Start of Source material

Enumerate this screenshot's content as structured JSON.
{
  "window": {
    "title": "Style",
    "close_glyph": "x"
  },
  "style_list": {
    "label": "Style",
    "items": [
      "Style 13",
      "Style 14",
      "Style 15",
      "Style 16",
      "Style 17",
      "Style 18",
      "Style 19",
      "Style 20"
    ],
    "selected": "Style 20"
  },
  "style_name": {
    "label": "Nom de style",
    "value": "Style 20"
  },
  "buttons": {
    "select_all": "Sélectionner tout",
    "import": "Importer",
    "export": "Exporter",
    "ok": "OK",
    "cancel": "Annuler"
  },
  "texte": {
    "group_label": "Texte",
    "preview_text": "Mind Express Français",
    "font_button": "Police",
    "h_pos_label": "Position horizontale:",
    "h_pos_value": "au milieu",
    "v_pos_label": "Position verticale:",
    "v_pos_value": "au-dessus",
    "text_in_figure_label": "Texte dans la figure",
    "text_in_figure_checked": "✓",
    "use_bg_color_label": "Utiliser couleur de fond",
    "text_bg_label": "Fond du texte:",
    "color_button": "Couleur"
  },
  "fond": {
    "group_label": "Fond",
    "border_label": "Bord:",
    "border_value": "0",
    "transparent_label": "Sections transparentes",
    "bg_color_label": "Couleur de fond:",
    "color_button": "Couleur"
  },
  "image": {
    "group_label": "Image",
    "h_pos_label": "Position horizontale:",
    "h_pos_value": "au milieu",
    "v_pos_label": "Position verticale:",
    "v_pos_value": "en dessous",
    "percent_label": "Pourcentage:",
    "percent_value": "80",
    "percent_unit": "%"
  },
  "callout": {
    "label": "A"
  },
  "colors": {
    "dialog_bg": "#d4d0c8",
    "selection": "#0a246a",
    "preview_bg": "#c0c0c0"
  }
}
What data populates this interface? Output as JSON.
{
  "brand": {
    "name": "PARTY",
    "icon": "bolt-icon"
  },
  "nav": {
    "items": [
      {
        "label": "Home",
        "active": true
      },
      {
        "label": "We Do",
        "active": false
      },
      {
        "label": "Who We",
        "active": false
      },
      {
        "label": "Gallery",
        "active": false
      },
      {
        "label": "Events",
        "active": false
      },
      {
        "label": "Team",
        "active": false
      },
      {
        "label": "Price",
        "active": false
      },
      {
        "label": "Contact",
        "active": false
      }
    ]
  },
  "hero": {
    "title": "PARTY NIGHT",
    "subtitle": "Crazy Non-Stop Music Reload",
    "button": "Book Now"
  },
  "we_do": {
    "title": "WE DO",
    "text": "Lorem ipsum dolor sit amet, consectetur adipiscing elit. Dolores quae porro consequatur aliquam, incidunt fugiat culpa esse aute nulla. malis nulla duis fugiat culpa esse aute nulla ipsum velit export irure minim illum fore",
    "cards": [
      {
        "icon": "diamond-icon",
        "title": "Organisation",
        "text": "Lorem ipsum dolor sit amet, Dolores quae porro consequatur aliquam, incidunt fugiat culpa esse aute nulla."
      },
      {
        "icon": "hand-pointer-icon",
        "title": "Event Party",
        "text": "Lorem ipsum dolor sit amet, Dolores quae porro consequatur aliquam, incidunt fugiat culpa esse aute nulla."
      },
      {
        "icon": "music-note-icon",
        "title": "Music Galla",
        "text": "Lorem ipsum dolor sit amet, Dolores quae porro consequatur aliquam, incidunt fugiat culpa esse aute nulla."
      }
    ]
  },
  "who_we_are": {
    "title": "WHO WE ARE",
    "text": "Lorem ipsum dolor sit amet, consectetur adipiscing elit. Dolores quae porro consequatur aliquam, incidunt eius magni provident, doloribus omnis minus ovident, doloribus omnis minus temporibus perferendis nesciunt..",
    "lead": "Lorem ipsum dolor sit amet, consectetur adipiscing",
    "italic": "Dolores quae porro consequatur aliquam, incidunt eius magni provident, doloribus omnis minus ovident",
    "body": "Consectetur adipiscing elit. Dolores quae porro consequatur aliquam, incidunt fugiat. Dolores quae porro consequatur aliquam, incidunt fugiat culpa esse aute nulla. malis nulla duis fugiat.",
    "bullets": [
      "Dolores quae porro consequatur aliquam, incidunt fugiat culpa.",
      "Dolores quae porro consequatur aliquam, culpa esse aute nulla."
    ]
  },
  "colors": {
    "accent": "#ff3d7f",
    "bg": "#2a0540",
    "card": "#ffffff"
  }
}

End of Source material

* **Work to be completed**: Note every line above where the string "Dolores" shows up, and copy those lines.

* **Response to this exercise**:
    "text": "Lorem ipsum dolor sit amet, consectetur adipiscing elit. Dolores quae porro consequatur aliquam, incidunt fugiat culpa esse aute nulla. malis nulla duis fugiat culpa esse aute nulla ipsum velit export irure minim illum fore",
        "text": "Lorem ipsum dolor sit amet, Dolores quae porro consequatur aliquam, incidunt fugiat culpa esse aute nulla."
        "text": "Lorem ipsum dolor sit amet, Dolores quae porro consequatur aliquam, incidunt fugiat culpa esse aute nulla."
        "text": "Lorem ipsum dolor sit amet, Dolores quae porro consequatur aliquam, incidunt fugiat culpa esse aute nulla."
    "text": "Lorem ipsum dolor sit amet, consectetur adipiscing elit. Dolores quae porro consequatur aliquam, incidunt eius magni provident, doloribus omnis minus ovident, doloribus omnis minus temporibus perferendis nesciunt..",
    "italic": "Dolores quae porro consequatur aliquam, incidunt eius magni provident, doloribus omnis minus ovident",
    "body": "Consectetur adipiscing elit. Dolores quae porro consequatur aliquam, incidunt fugiat. Dolores quae porro consequatur aliquam, incidunt fugiat culpa esse aute nulla. malis nulla duis fugiat.",
      "Dolores quae porro consequatur aliquam, incidunt fugiat culpa.",
      "Dolores quae porro consequatur aliquam, culpa esse aute nulla."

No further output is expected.